→ **PROVIDED RECORDS**:
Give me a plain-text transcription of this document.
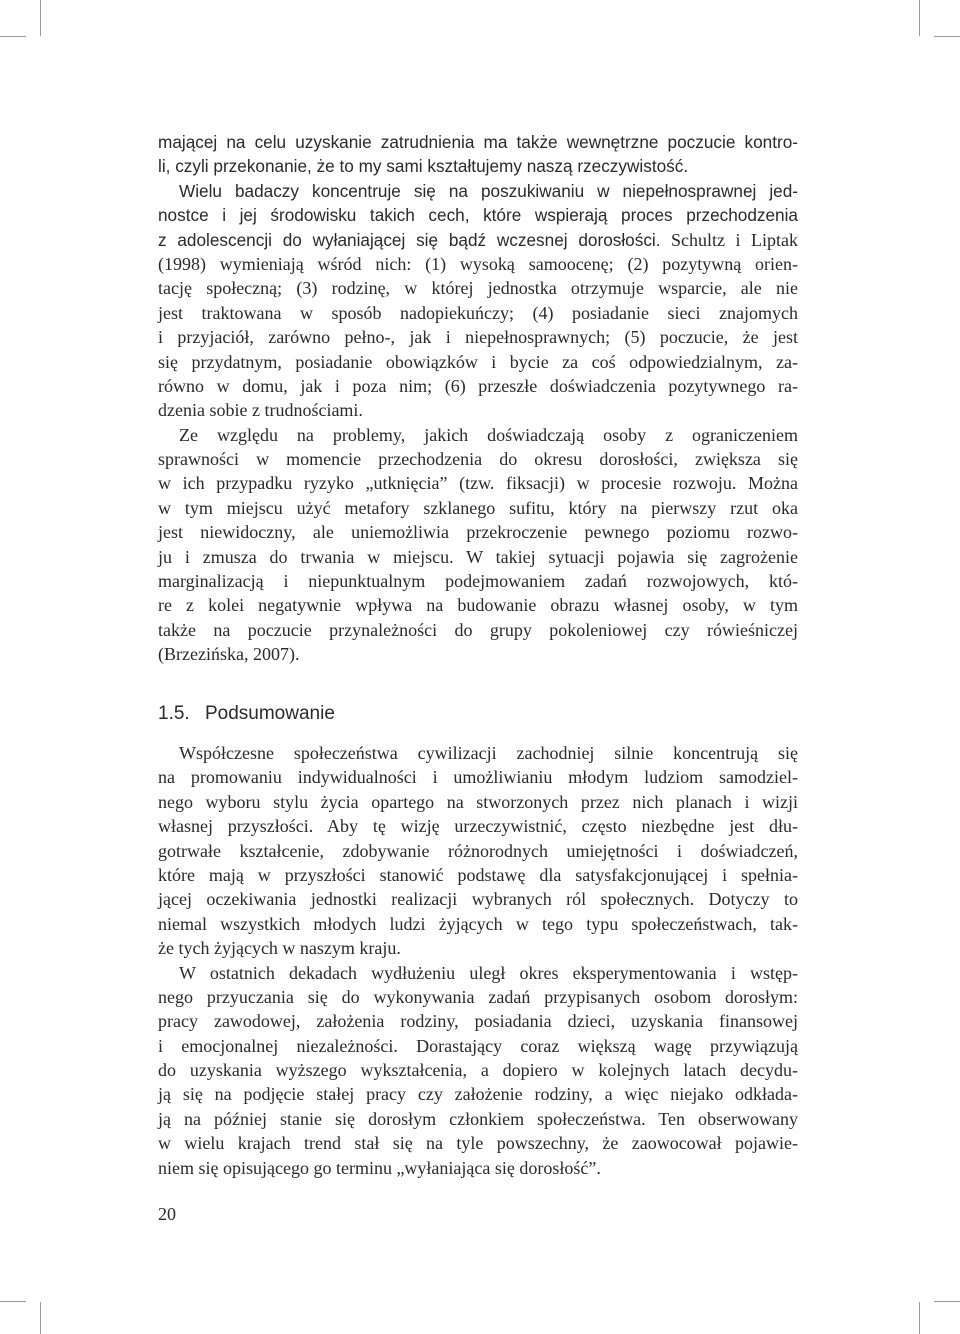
mającej na celu uzyskanie zatrudnienia ma także wewnętrzne poczucie kontro-
li, czyli przekonanie, że to my sami kształtujemy naszą rzeczywistość.
Wielu badaczy koncentruje się na poszukiwaniu w niepełnosprawnej jed-
nostce i jej środowisku takich cech, które wspierają proces przechodzenia
z adolescencji do wyłaniającej się bądź wczesnej dorosłości. Schultz i Liptak
(1998) wymieniają wśród nich: (1) wysoką samoocenę; (2) pozytywną orien-
tację społeczną; (3) rodzinę, w której jednostka otrzymuje wsparcie, ale nie
jest traktowana w sposób nadopiekuńczy; (4) posiadanie sieci znajomych
i przyjaciół, zarówno pełno-, jak i niepełnosprawnych; (5) poczucie, że jest
się przydatnym, posiadanie obowiązków i bycie za coś odpowiedzialnym, za-
równo w domu, jak i poza nim; (6) przeszłe doświadczenia pozytywnego ra-
dzenia sobie z trudnościami.
Ze względu na problemy, jakich doświadczają osoby z ograniczeniem
sprawności w momencie przechodzenia do okresu dorosłości, zwiększa się
w ich przypadku ryzyko „utknięcia” (tzw. fiksacji) w procesie rozwoju. Można
w tym miejscu użyć metafory szklanego sufitu, który na pierwszy rzut oka
jest niewidoczny, ale uniemożliwia przekroczenie pewnego poziomu rozwo-
ju i zmusza do trwania w miejscu. W takiej sytuacji pojawia się zagrożenie
marginalizacją i niepunktualnym podejmowaniem zadań rozwojowych, któ-
re z kolei negatywnie wpływa na budowanie obrazu własnej osoby, w tym
także na poczucie przynależności do grupy pokoleniowej czy rówieśniczej
(Brzezińska, 2007).
1.5. Podsumowanie
Współczesne społeczeństwa cywilizacji zachodniej silnie koncentrują się
na promowaniu indywidualności i umożliwianiu młodym ludziom samodziel-
nego wyboru stylu życia opartego na stworzonych przez nich planach i wizji
własnej przyszłości. Aby tę wizję urzeczywistnić, często niezbędne jest dłu-
gotrwałe kształcenie, zdobywanie różnorodnych umiejętności i doświadczeń,
które mają w przyszłości stanowić podstawę dla satysfakcjonującej i spełnia-
jącej oczekiwania jednostki realizacji wybranych ról społecznych. Dotyczy to
niemal wszystkich młodych ludzi żyjących w tego typu społeczeństwach, tak-
że tych żyjących w naszym kraju.
W ostatnich dekadach wydłużeniu uległ okres eksperymentowania i wstęp-
nego przyuczania się do wykonywania zadań przypisanych osobom dorosłym:
pracy zawodowej, założenia rodziny, posiadania dzieci, uzyskania finansowej
i emocjonalnej niezależności. Dorastający coraz większą wagę przywiązują
do uzyskania wyższego wykształcenia, a dopiero w kolejnych latach decydu-
ją się na podjęcie stałej pracy czy założenie rodziny, a więc niejako odkłada-
ją na później stanie się dorosłym członkiem społeczeństwa. Ten obserwowany
w wielu krajach trend stał się na tyle powszechny, że zaowocował pojawie-
niem się opisującego go terminu „wyłaniająca się dorosłość”.
20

→ **EXERCISE TASK**: From the listing above, copy all lines holding the word "przyszłości".

→ **EXERCISE SOLUTION**:
własnej przyszłości. Aby tę wizję urzeczywistnić, często niezbędne jest dłu-
które mają w przyszłości stanowić podstawę dla satysfakcjonującej i spełnia-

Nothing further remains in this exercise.